Objective —
Collect every line that includes the string "xlabel".

(Saved data entries)
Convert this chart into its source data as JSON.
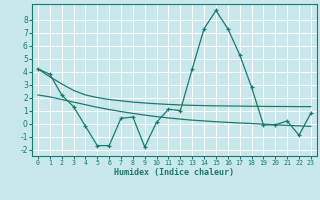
{
  "xlabel": "Humidex (Indice chaleur)",
  "background_color": "#c8e8ec",
  "grid_color": "#ffffff",
  "line_color": "#1a7a6e",
  "x_data": [
    0,
    1,
    2,
    3,
    4,
    5,
    6,
    7,
    8,
    9,
    10,
    11,
    12,
    13,
    14,
    15,
    16,
    17,
    18,
    19,
    20,
    21,
    22,
    23
  ],
  "y_main": [
    4.2,
    3.8,
    2.2,
    1.3,
    -0.2,
    -1.7,
    -1.7,
    0.4,
    0.5,
    -1.8,
    0.1,
    1.1,
    1.0,
    4.2,
    7.3,
    8.7,
    7.3,
    5.3,
    2.8,
    -0.1,
    -0.1,
    0.2,
    -0.9,
    0.8
  ],
  "y_trend1": [
    4.2,
    3.6,
    3.05,
    2.55,
    2.2,
    2.0,
    1.85,
    1.75,
    1.65,
    1.58,
    1.52,
    1.47,
    1.43,
    1.4,
    1.38,
    1.36,
    1.35,
    1.34,
    1.33,
    1.32,
    1.31,
    1.31,
    1.3,
    1.3
  ],
  "y_trend2": [
    2.2,
    2.05,
    1.85,
    1.65,
    1.45,
    1.25,
    1.08,
    0.92,
    0.78,
    0.65,
    0.53,
    0.43,
    0.34,
    0.26,
    0.2,
    0.14,
    0.09,
    0.04,
    0.0,
    -0.05,
    -0.1,
    -0.14,
    -0.18,
    -0.22
  ],
  "xlim": [
    -0.5,
    23.5
  ],
  "ylim": [
    -2.5,
    9.2
  ],
  "yticks": [
    -2,
    -1,
    0,
    1,
    2,
    3,
    4,
    5,
    6,
    7,
    8
  ],
  "xticks": [
    0,
    1,
    2,
    3,
    4,
    5,
    6,
    7,
    8,
    9,
    10,
    11,
    12,
    13,
    14,
    15,
    16,
    17,
    18,
    19,
    20,
    21,
    22,
    23
  ]
}
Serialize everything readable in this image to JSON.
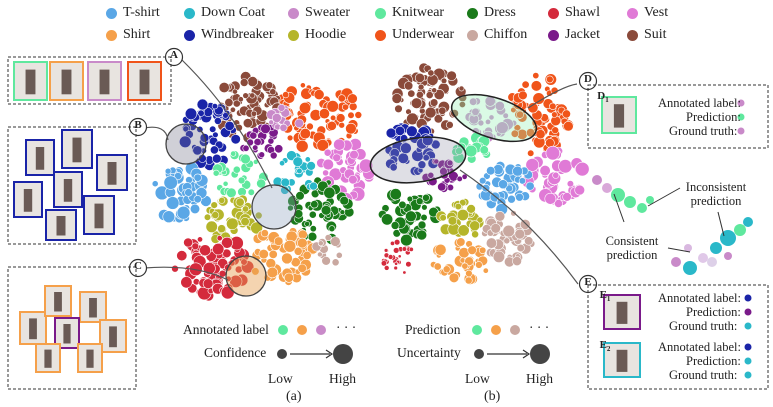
{
  "legend": {
    "items": [
      {
        "label": "T-shirt",
        "color": "#5aa7e6"
      },
      {
        "label": "Down Coat",
        "color": "#2ab8c9"
      },
      {
        "label": "Sweater",
        "color": "#c98ac9"
      },
      {
        "label": "Knitwear",
        "color": "#5fe89e"
      },
      {
        "label": "Dress",
        "color": "#1a7a1a"
      },
      {
        "label": "Shawl",
        "color": "#d42a3c"
      },
      {
        "label": "Vest",
        "color": "#e07ad6"
      },
      {
        "label": "Shirt",
        "color": "#f5a04a"
      },
      {
        "label": "Windbreaker",
        "color": "#1a24a8"
      },
      {
        "label": "Hoodie",
        "color": "#b5b52a"
      },
      {
        "label": "Underwear",
        "color": "#f0541a"
      },
      {
        "label": "Chiffon",
        "color": "#c9a8a0"
      },
      {
        "label": "Jacket",
        "color": "#7a1a8a"
      },
      {
        "label": "Suit",
        "color": "#8a4a3a"
      }
    ]
  },
  "callouts": {
    "A": "A",
    "B": "B",
    "C": "C",
    "D": "D",
    "E": "E",
    "D1": "D",
    "D1_sub": "1",
    "E1": "E",
    "E1_sub": "1",
    "E2": "E",
    "E2_sub": "2"
  },
  "panel_a": {
    "caption": "(a)",
    "annotated_label": "Annotated label",
    "confidence": "Confidence",
    "low": "Low",
    "high": "High",
    "ellipsis": "· · ·"
  },
  "panel_b": {
    "caption": "(b)",
    "prediction": "Prediction",
    "uncertainty": "Uncertainty",
    "low": "Low",
    "high": "High",
    "ellipsis": "· · ·"
  },
  "info_d": {
    "annotated": "Annotated label:",
    "prediction": "Prediction:",
    "ground_truth": "Ground truth:"
  },
  "info_e1": {
    "annotated": "Annotated label:",
    "prediction": "Prediction:",
    "ground_truth": "Ground truth:"
  },
  "info_e2": {
    "annotated": "Annotated label:",
    "prediction": "Prediction:",
    "ground_truth": "Ground truth:"
  },
  "annotations": {
    "inconsistent": [
      "Inconsistent",
      "prediction"
    ],
    "consistent": [
      "Consistent",
      "prediction"
    ]
  }
}
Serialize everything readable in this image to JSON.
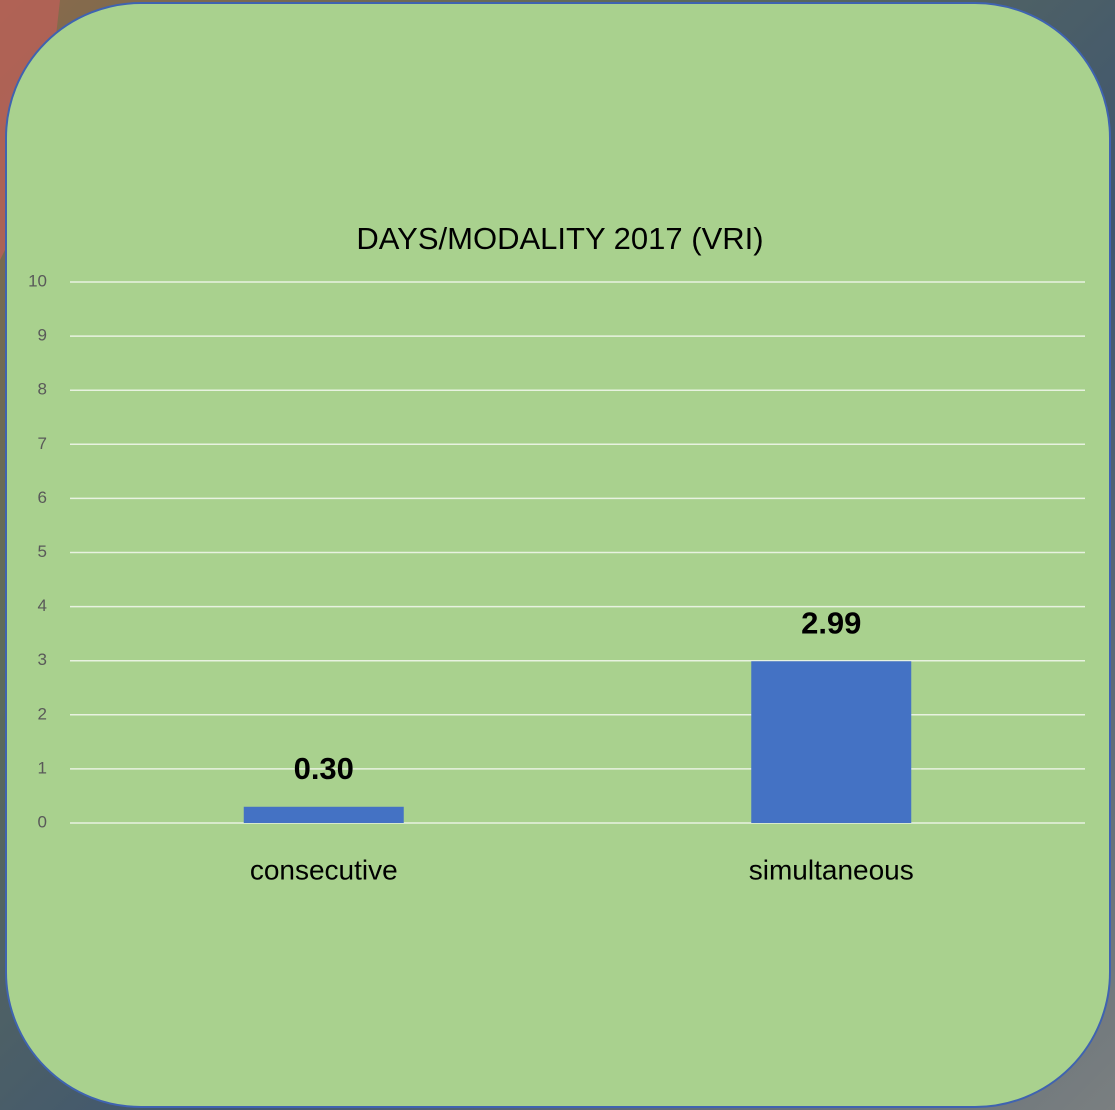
{
  "chart_data": {
    "type": "bar",
    "title": "DAYS/MODALITY 2017 (VRI)",
    "categories": [
      "consecutive",
      "simultaneous"
    ],
    "values": [
      0.3,
      2.99
    ],
    "value_labels": [
      "0.30",
      "2.99"
    ],
    "color": "#4472c4",
    "ylim": [
      0,
      10
    ],
    "yticks": [
      0,
      1,
      2,
      3,
      4,
      5,
      6,
      7,
      8,
      9,
      10
    ],
    "grid": true
  }
}
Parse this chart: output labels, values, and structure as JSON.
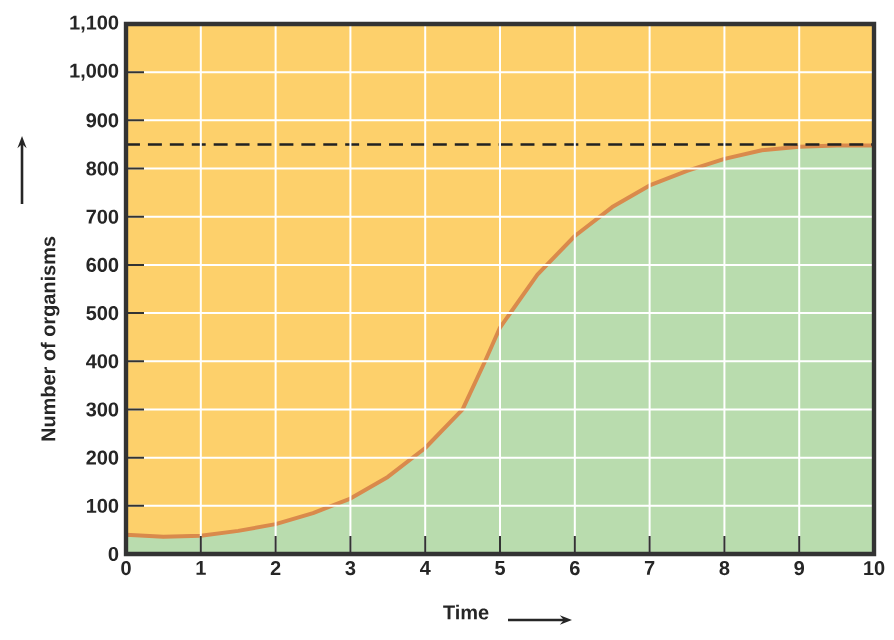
{
  "chart_data": {
    "type": "area",
    "xlabel": "Time",
    "ylabel": "Number of organisms",
    "x": [
      0,
      0.5,
      1,
      1.5,
      2,
      2.5,
      3,
      3.5,
      4,
      4.5,
      4.8,
      5,
      5.5,
      6,
      6.5,
      7,
      7.5,
      8,
      8.5,
      9,
      9.5,
      10
    ],
    "series": [
      {
        "color": "#b9dcae",
        "values": [
          40,
          36,
          38,
          48,
          62,
          85,
          115,
          160,
          220,
          300,
          400,
          470,
          580,
          660,
          720,
          765,
          795,
          820,
          838,
          845,
          848,
          848
        ]
      }
    ],
    "xlim": [
      0,
      10
    ],
    "xticks": [
      0,
      1,
      2,
      3,
      4,
      5,
      6,
      7,
      8,
      9,
      10
    ],
    "ylim": [
      0,
      1100
    ],
    "yticks": [
      0,
      100,
      200,
      300,
      400,
      500,
      600,
      700,
      800,
      900,
      {
        "value": 1000,
        "label": "1,000"
      },
      {
        "value": 1100,
        "label": "1,100"
      }
    ],
    "grid": true,
    "ref_lines": [
      {
        "axis": "y",
        "value": 850,
        "color": "#222222",
        "line_style": "dashed"
      }
    ]
  }
}
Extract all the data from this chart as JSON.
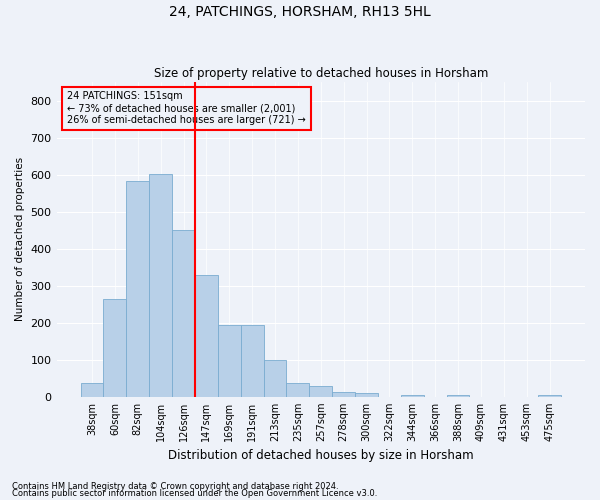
{
  "title": "24, PATCHINGS, HORSHAM, RH13 5HL",
  "subtitle": "Size of property relative to detached houses in Horsham",
  "xlabel": "Distribution of detached houses by size in Horsham",
  "ylabel": "Number of detached properties",
  "categories": [
    "38sqm",
    "60sqm",
    "82sqm",
    "104sqm",
    "126sqm",
    "147sqm",
    "169sqm",
    "191sqm",
    "213sqm",
    "235sqm",
    "257sqm",
    "278sqm",
    "300sqm",
    "322sqm",
    "344sqm",
    "366sqm",
    "388sqm",
    "409sqm",
    "431sqm",
    "453sqm",
    "475sqm"
  ],
  "values": [
    37,
    265,
    583,
    603,
    450,
    328,
    195,
    195,
    100,
    37,
    30,
    13,
    10,
    0,
    5,
    0,
    5,
    0,
    0,
    0,
    5
  ],
  "bar_color": "#b8d0e8",
  "bar_edge_color": "#7aacd0",
  "vline_index": 5,
  "vline_color": "red",
  "annotation_title": "24 PATCHINGS: 151sqm",
  "annotation_line1": "← 73% of detached houses are smaller (2,001)",
  "annotation_line2": "26% of semi-detached houses are larger (721) →",
  "annotation_box_color": "red",
  "ylim": [
    0,
    850
  ],
  "yticks": [
    0,
    100,
    200,
    300,
    400,
    500,
    600,
    700,
    800
  ],
  "footnote1": "Contains HM Land Registry data © Crown copyright and database right 2024.",
  "footnote2": "Contains public sector information licensed under the Open Government Licence v3.0.",
  "background_color": "#eef2f9",
  "grid_color": "white"
}
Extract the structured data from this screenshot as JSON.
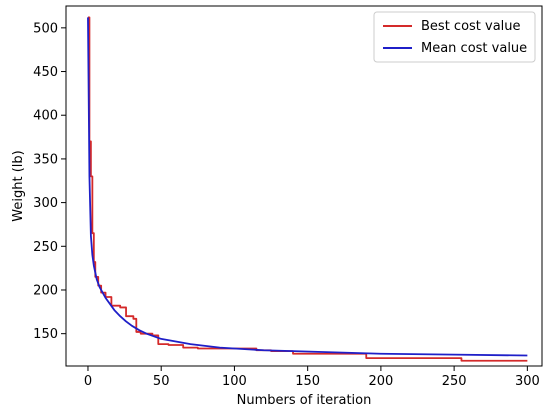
{
  "chart_data": {
    "type": "line",
    "title": "",
    "xlabel": "Numbers of iteration",
    "ylabel": "Weight (lb)",
    "xlim": [
      -15,
      310
    ],
    "ylim": [
      113,
      525
    ],
    "xticks": [
      0,
      50,
      100,
      150,
      200,
      250,
      300
    ],
    "yticks": [
      150,
      200,
      250,
      300,
      350,
      400,
      450,
      500
    ],
    "grid": false,
    "legend_position": "top-right",
    "series": [
      {
        "name": "Best cost value",
        "color": "#d42a2a",
        "step": true,
        "x": [
          0,
          1,
          2,
          3,
          4,
          5,
          7,
          9,
          12,
          16,
          22,
          26,
          31,
          33,
          36,
          42,
          44,
          48,
          55,
          65,
          75,
          85,
          95,
          105,
          115,
          125,
          140,
          190,
          255,
          300
        ],
        "y": [
          512,
          370,
          330,
          265,
          232,
          215,
          205,
          197,
          192,
          182,
          180,
          170,
          167,
          152,
          150,
          150,
          148,
          138,
          137,
          134,
          133,
          133,
          133,
          133,
          131,
          130,
          127,
          122,
          119,
          119
        ]
      },
      {
        "name": "Mean cost value",
        "color": "#1f1fc8",
        "step": false,
        "x": [
          0,
          1,
          2,
          3,
          4,
          5,
          6,
          8,
          10,
          12,
          15,
          18,
          22,
          26,
          30,
          35,
          40,
          45,
          50,
          60,
          70,
          80,
          90,
          100,
          120,
          140,
          160,
          180,
          200,
          250,
          300
        ],
        "y": [
          512,
          330,
          262,
          240,
          228,
          220,
          212,
          203,
          197,
          191,
          184,
          177,
          170,
          164,
          159,
          154,
          150,
          147,
          144,
          141,
          138,
          136,
          134,
          133,
          131,
          130,
          129,
          128,
          127,
          126,
          125
        ]
      }
    ]
  }
}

The reply —
  "xlabel": "Humidex (Indice chaleur)",
    "xlabel": "Time",
  "xlabel": "Distribution of detached houses by size in Horsham",
    "xlabel": "Numbers of iteration",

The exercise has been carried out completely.